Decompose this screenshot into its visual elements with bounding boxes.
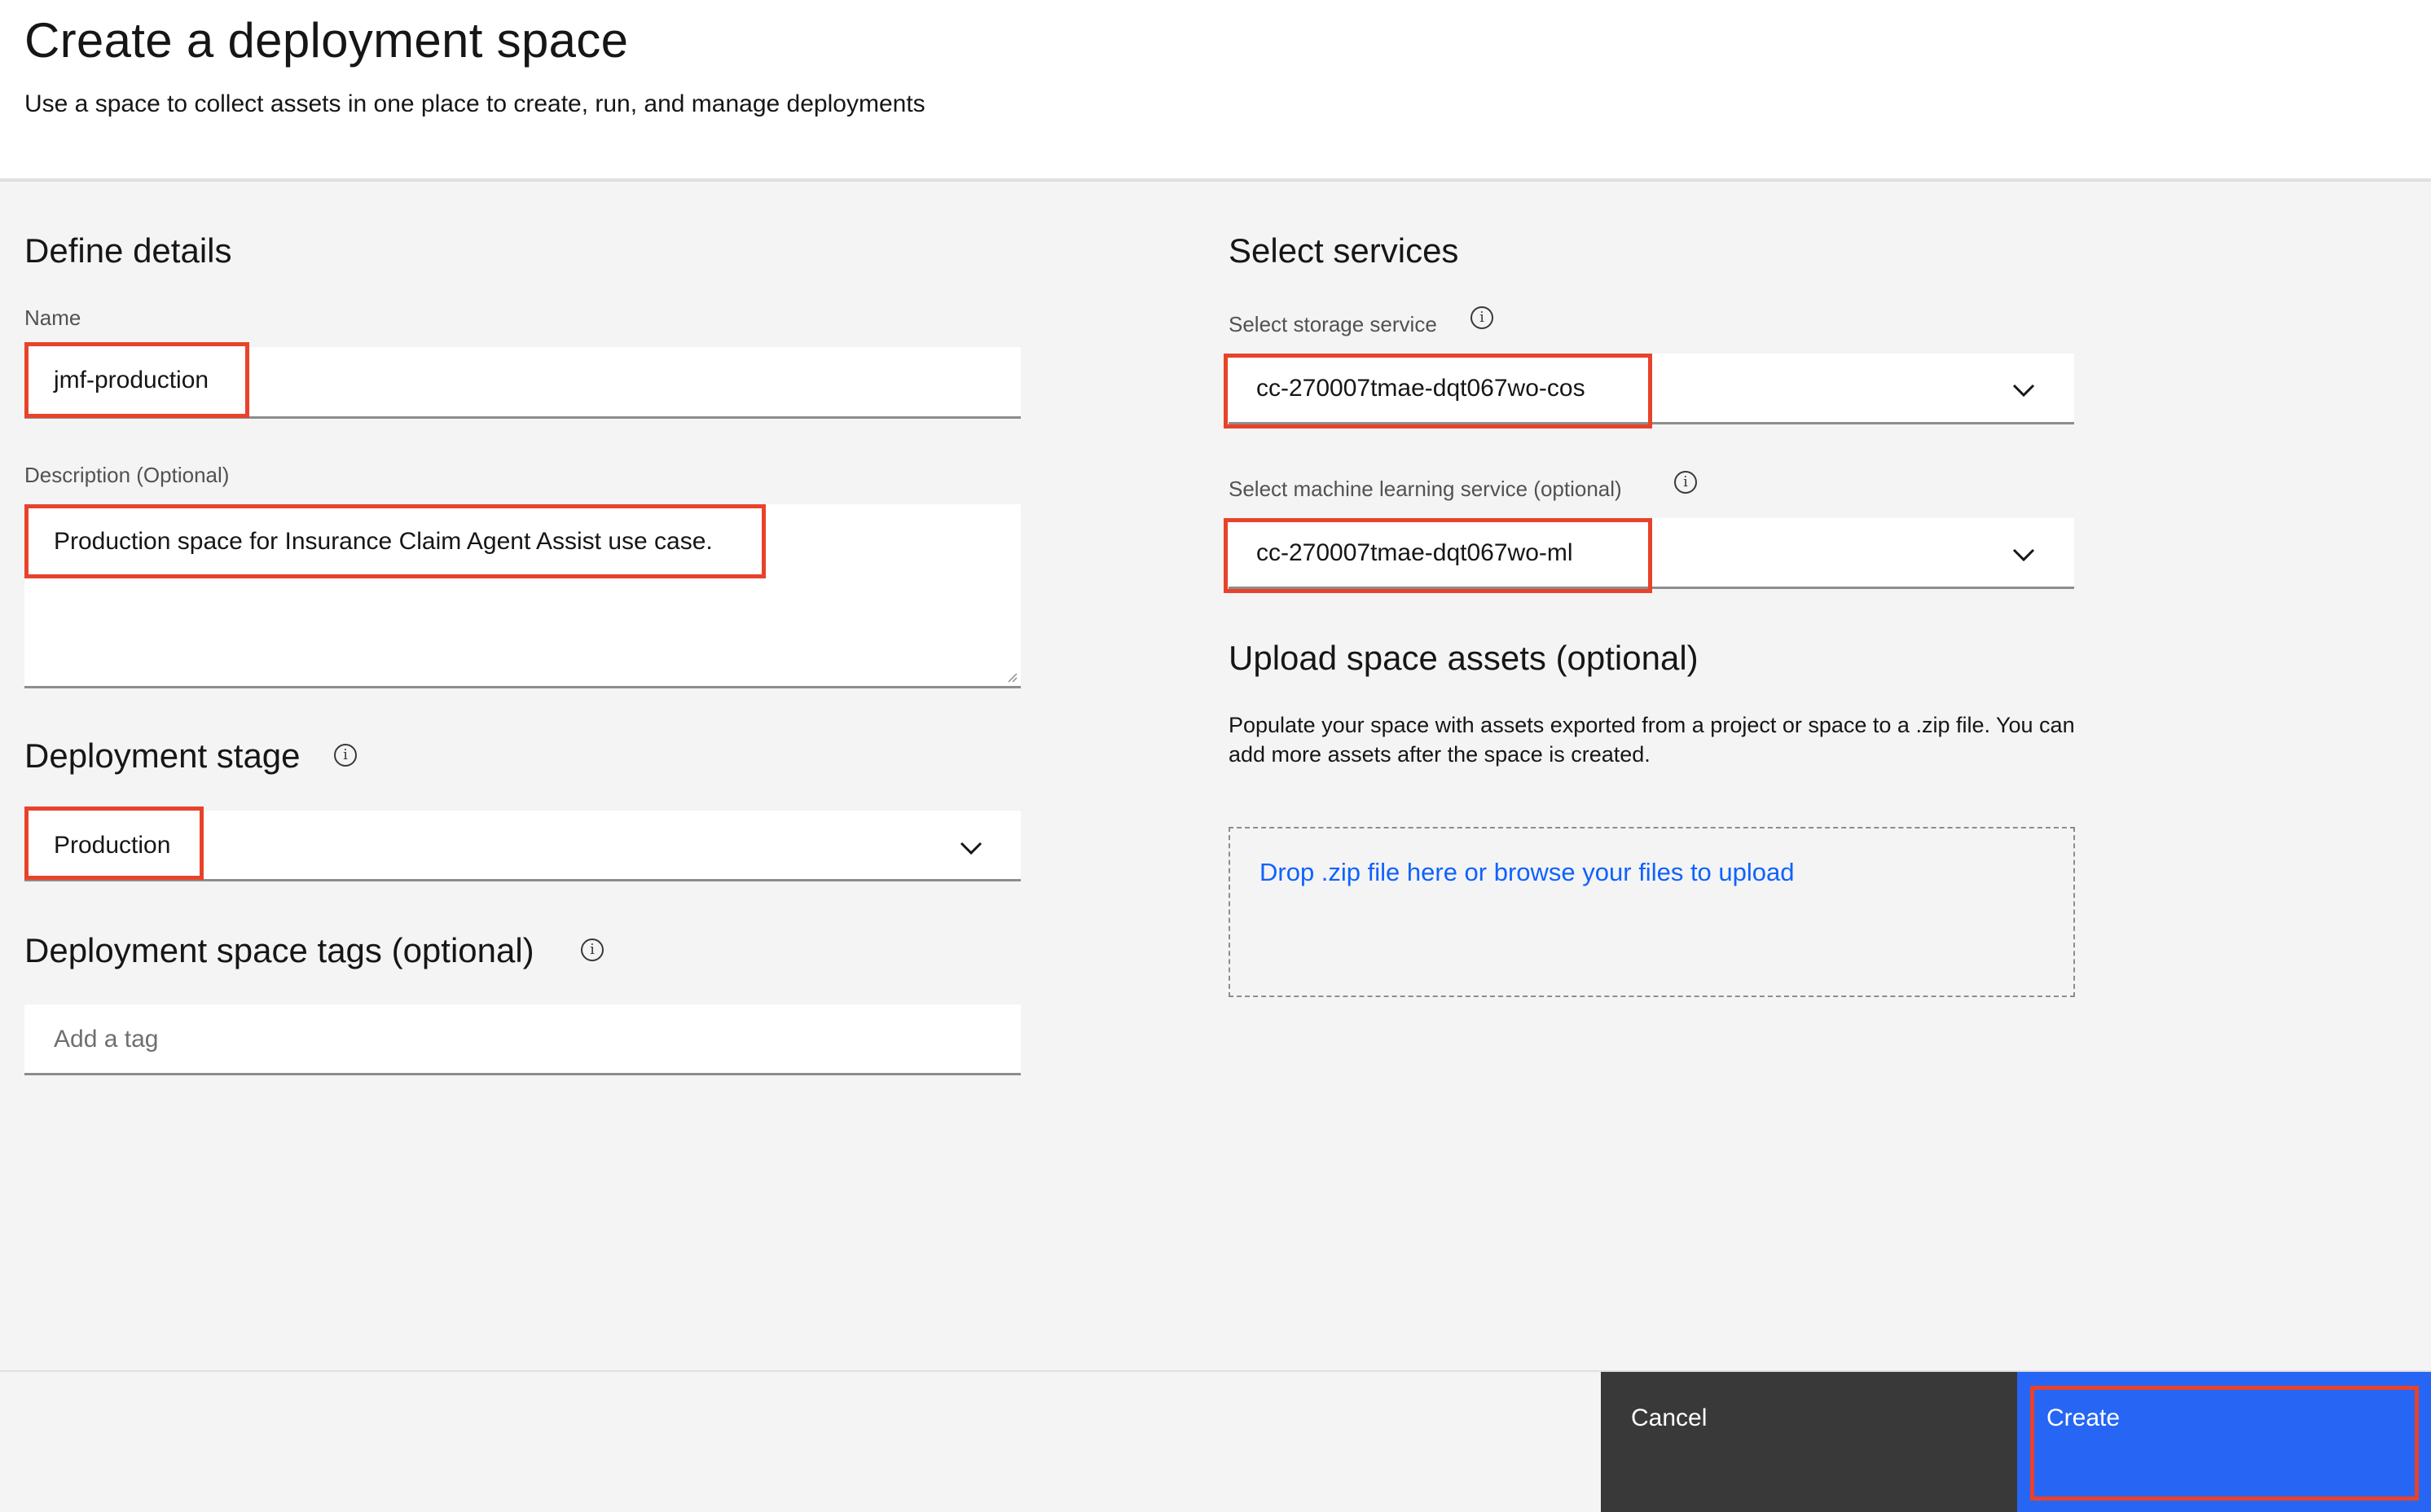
page-title: Create a deployment space <box>24 13 629 68</box>
define-details-heading: Define details <box>24 231 232 270</box>
ml-service-value: cc-270007tmae-dqt067wo-ml <box>1256 539 1573 566</box>
deployment-stage-heading: Deployment stage <box>24 736 301 775</box>
upload-heading: Upload space assets (optional) <box>1229 639 1699 677</box>
storage-service-select[interactable]: cc-270007tmae-dqt067wo-cos <box>1229 354 2074 424</box>
name-input[interactable]: jmf-production <box>24 347 1021 419</box>
name-label: Name <box>24 305 81 330</box>
ml-service-select[interactable]: cc-270007tmae-dqt067wo-ml <box>1229 518 2074 589</box>
storage-service-value: cc-270007tmae-dqt067wo-cos <box>1256 375 1585 402</box>
resize-handle-icon[interactable] <box>1006 671 1018 683</box>
ml-service-label: Select machine learning service (optiona… <box>1229 477 1622 501</box>
upload-description: Populate your space with assets exported… <box>1229 713 2075 767</box>
deployment-stage-select[interactable]: Production <box>24 811 1021 881</box>
browse-files-link[interactable]: Drop .zip file here or browse your files… <box>1259 856 1795 889</box>
chevron-down-icon <box>960 842 983 855</box>
name-input-value: jmf-production <box>54 367 209 393</box>
chevron-down-icon <box>2012 384 2035 398</box>
ml-info-icon[interactable]: i <box>1674 471 1697 494</box>
tags-heading: Deployment space tags (optional) <box>24 931 534 969</box>
tag-input[interactable]: Add a tag <box>24 1004 1021 1075</box>
deployment-stage-value: Production <box>54 832 171 859</box>
cancel-button[interactable]: Cancel <box>1601 1372 2017 1512</box>
description-textarea[interactable]: Production space for Insurance Claim Age… <box>24 504 1021 688</box>
page-header: Create a deployment space Use a space to… <box>0 0 2431 182</box>
page-subtitle: Use a space to collect assets in one pla… <box>24 90 925 117</box>
tag-input-placeholder: Add a tag <box>54 1026 159 1053</box>
chevron-down-icon <box>2012 548 2035 562</box>
storage-info-icon[interactable]: i <box>1470 306 1493 329</box>
description-label: Description (Optional) <box>24 463 230 487</box>
deployment-stage-info-icon[interactable]: i <box>334 744 357 767</box>
storage-service-label: Select storage service <box>1229 312 1437 336</box>
select-services-heading: Select services <box>1229 231 1459 270</box>
create-button[interactable]: Create <box>2017 1372 2431 1512</box>
file-dropzone[interactable]: Drop .zip file here or browse your files… <box>1229 827 2075 997</box>
description-value: Production space for Insurance Claim Age… <box>54 528 713 555</box>
tags-info-icon[interactable]: i <box>581 938 604 961</box>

• WHAT IS BEING ASKED
Reproduce the listing above word for word, leaving out the picture.

• CORRECT RESPONSE
Decompose this screenshot into its visual elements with bounding boxes.
page-title: Create a deployment space <box>24 13 629 68</box>
define-details-heading: Define details <box>24 231 232 270</box>
ml-service-value: cc-270007tmae-dqt067wo-ml <box>1256 539 1573 566</box>
deployment-stage-heading: Deployment stage <box>24 736 301 775</box>
upload-heading: Upload space assets (optional) <box>1229 639 1699 677</box>
storage-service-select[interactable]: cc-270007tmae-dqt067wo-cos <box>1229 354 2074 424</box>
name-input[interactable]: jmf-production <box>24 347 1021 419</box>
name-label: Name <box>24 305 81 330</box>
ml-service-select[interactable]: cc-270007tmae-dqt067wo-ml <box>1229 518 2074 589</box>
storage-service-value: cc-270007tmae-dqt067wo-cos <box>1256 375 1585 402</box>
resize-handle-icon[interactable] <box>1006 671 1018 683</box>
ml-service-label: Select machine learning service (optiona… <box>1229 477 1622 501</box>
upload-description: Populate your space with assets exported… <box>1229 713 2075 767</box>
deployment-stage-select[interactable]: Production <box>24 811 1021 881</box>
browse-files-link[interactable]: Drop .zip file here or browse your files… <box>1259 856 1795 889</box>
chevron-down-icon <box>960 842 983 855</box>
name-input-value: jmf-production <box>54 367 209 393</box>
chevron-down-icon <box>2012 384 2035 398</box>
ml-info-icon[interactable]: i <box>1674 471 1697 494</box>
tags-heading: Deployment space tags (optional) <box>24 931 534 969</box>
tag-input[interactable]: Add a tag <box>24 1004 1021 1075</box>
deployment-stage-value: Production <box>54 832 171 859</box>
cancel-button[interactable]: Cancel <box>1601 1372 2017 1512</box>
description-textarea[interactable]: Production space for Insurance Claim Age… <box>24 504 1021 688</box>
page-header: Create a deployment space Use a space to… <box>0 0 2431 182</box>
page-subtitle: Use a space to collect assets in one pla… <box>24 90 925 117</box>
tag-input-placeholder: Add a tag <box>54 1026 159 1053</box>
chevron-down-icon <box>2012 548 2035 562</box>
storage-info-icon[interactable]: i <box>1470 306 1493 329</box>
description-label: Description (Optional) <box>24 463 230 487</box>
deployment-stage-info-icon[interactable]: i <box>334 744 357 767</box>
storage-service-label: Select storage service <box>1229 312 1437 336</box>
select-services-heading: Select services <box>1229 231 1459 270</box>
create-button[interactable]: Create <box>2017 1372 2431 1512</box>
file-dropzone[interactable]: Drop .zip file here or browse your files… <box>1229 827 2075 997</box>
description-value: Production space for Insurance Claim Age… <box>54 528 713 555</box>
tags-info-icon[interactable]: i <box>581 938 604 961</box>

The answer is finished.